• **EXCERPTED DATA**:
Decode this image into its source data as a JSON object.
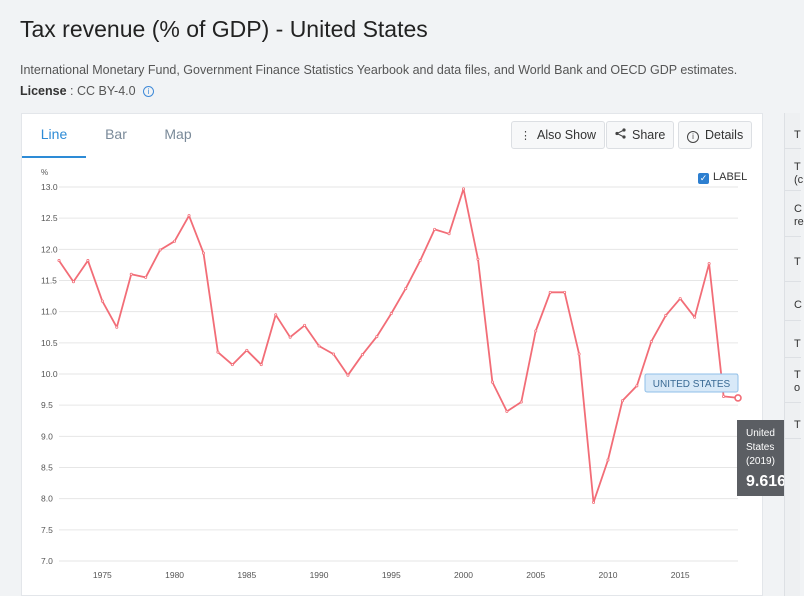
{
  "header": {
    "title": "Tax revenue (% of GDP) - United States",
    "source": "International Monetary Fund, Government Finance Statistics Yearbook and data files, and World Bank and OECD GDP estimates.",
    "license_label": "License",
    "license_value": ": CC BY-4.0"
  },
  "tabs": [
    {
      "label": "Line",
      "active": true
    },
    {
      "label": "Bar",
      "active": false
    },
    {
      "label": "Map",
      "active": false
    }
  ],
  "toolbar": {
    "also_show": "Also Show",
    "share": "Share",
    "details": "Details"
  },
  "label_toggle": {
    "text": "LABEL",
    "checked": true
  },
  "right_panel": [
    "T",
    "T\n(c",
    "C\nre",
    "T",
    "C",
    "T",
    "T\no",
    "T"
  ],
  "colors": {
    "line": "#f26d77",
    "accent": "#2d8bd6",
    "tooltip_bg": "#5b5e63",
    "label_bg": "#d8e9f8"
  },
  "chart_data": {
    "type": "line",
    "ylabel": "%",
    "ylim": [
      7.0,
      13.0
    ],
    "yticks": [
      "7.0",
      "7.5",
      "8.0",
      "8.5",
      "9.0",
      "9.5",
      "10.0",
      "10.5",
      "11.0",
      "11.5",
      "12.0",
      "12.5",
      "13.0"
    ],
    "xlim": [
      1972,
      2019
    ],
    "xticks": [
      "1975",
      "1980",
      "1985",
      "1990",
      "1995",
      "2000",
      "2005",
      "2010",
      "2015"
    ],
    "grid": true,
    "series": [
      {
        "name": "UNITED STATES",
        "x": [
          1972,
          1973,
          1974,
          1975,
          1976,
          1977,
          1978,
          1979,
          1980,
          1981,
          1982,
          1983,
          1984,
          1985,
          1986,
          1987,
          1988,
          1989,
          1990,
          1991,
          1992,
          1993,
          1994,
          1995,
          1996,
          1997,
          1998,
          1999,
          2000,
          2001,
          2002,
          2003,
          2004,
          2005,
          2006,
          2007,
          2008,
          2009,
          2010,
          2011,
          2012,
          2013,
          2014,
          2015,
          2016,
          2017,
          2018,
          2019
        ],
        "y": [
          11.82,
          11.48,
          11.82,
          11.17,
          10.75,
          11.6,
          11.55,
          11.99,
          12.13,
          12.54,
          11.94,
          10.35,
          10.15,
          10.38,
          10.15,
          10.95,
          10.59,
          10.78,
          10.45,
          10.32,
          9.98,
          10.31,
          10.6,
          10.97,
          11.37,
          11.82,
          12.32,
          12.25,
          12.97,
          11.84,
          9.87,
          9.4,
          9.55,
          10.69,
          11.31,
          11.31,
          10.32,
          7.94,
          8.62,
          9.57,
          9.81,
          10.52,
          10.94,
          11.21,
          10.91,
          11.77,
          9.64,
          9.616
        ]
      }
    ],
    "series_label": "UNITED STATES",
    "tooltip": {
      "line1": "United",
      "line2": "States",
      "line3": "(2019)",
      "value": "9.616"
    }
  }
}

• **SHORT TASK**:
Copy the listing in full and without alteration, omitting every picture.

• **ANSWER TO THIS EXERCISE**:
Decode this image into its source data as a JSON object.
{
  "header": {
    "title": "Tax revenue (% of GDP) - United States",
    "source": "International Monetary Fund, Government Finance Statistics Yearbook and data files, and World Bank and OECD GDP estimates.",
    "license_label": "License",
    "license_value": ": CC BY-4.0"
  },
  "tabs": [
    {
      "label": "Line",
      "active": true
    },
    {
      "label": "Bar",
      "active": false
    },
    {
      "label": "Map",
      "active": false
    }
  ],
  "toolbar": {
    "also_show": "Also Show",
    "share": "Share",
    "details": "Details"
  },
  "label_toggle": {
    "text": "LABEL",
    "checked": true
  },
  "right_panel": [
    "T",
    "T\n(c",
    "C\nre",
    "T",
    "C",
    "T",
    "T\no",
    "T"
  ],
  "colors": {
    "line": "#f26d77",
    "accent": "#2d8bd6",
    "tooltip_bg": "#5b5e63",
    "label_bg": "#d8e9f8"
  },
  "chart_data": {
    "type": "line",
    "ylabel": "%",
    "ylim": [
      7.0,
      13.0
    ],
    "yticks": [
      "7.0",
      "7.5",
      "8.0",
      "8.5",
      "9.0",
      "9.5",
      "10.0",
      "10.5",
      "11.0",
      "11.5",
      "12.0",
      "12.5",
      "13.0"
    ],
    "xlim": [
      1972,
      2019
    ],
    "xticks": [
      "1975",
      "1980",
      "1985",
      "1990",
      "1995",
      "2000",
      "2005",
      "2010",
      "2015"
    ],
    "grid": true,
    "series": [
      {
        "name": "UNITED STATES",
        "x": [
          1972,
          1973,
          1974,
          1975,
          1976,
          1977,
          1978,
          1979,
          1980,
          1981,
          1982,
          1983,
          1984,
          1985,
          1986,
          1987,
          1988,
          1989,
          1990,
          1991,
          1992,
          1993,
          1994,
          1995,
          1996,
          1997,
          1998,
          1999,
          2000,
          2001,
          2002,
          2003,
          2004,
          2005,
          2006,
          2007,
          2008,
          2009,
          2010,
          2011,
          2012,
          2013,
          2014,
          2015,
          2016,
          2017,
          2018,
          2019
        ],
        "y": [
          11.82,
          11.48,
          11.82,
          11.17,
          10.75,
          11.6,
          11.55,
          11.99,
          12.13,
          12.54,
          11.94,
          10.35,
          10.15,
          10.38,
          10.15,
          10.95,
          10.59,
          10.78,
          10.45,
          10.32,
          9.98,
          10.31,
          10.6,
          10.97,
          11.37,
          11.82,
          12.32,
          12.25,
          12.97,
          11.84,
          9.87,
          9.4,
          9.55,
          10.69,
          11.31,
          11.31,
          10.32,
          7.94,
          8.62,
          9.57,
          9.81,
          10.52,
          10.94,
          11.21,
          10.91,
          11.77,
          9.64,
          9.616
        ]
      }
    ],
    "series_label": "UNITED STATES",
    "tooltip": {
      "line1": "United",
      "line2": "States",
      "line3": "(2019)",
      "value": "9.616"
    }
  }
}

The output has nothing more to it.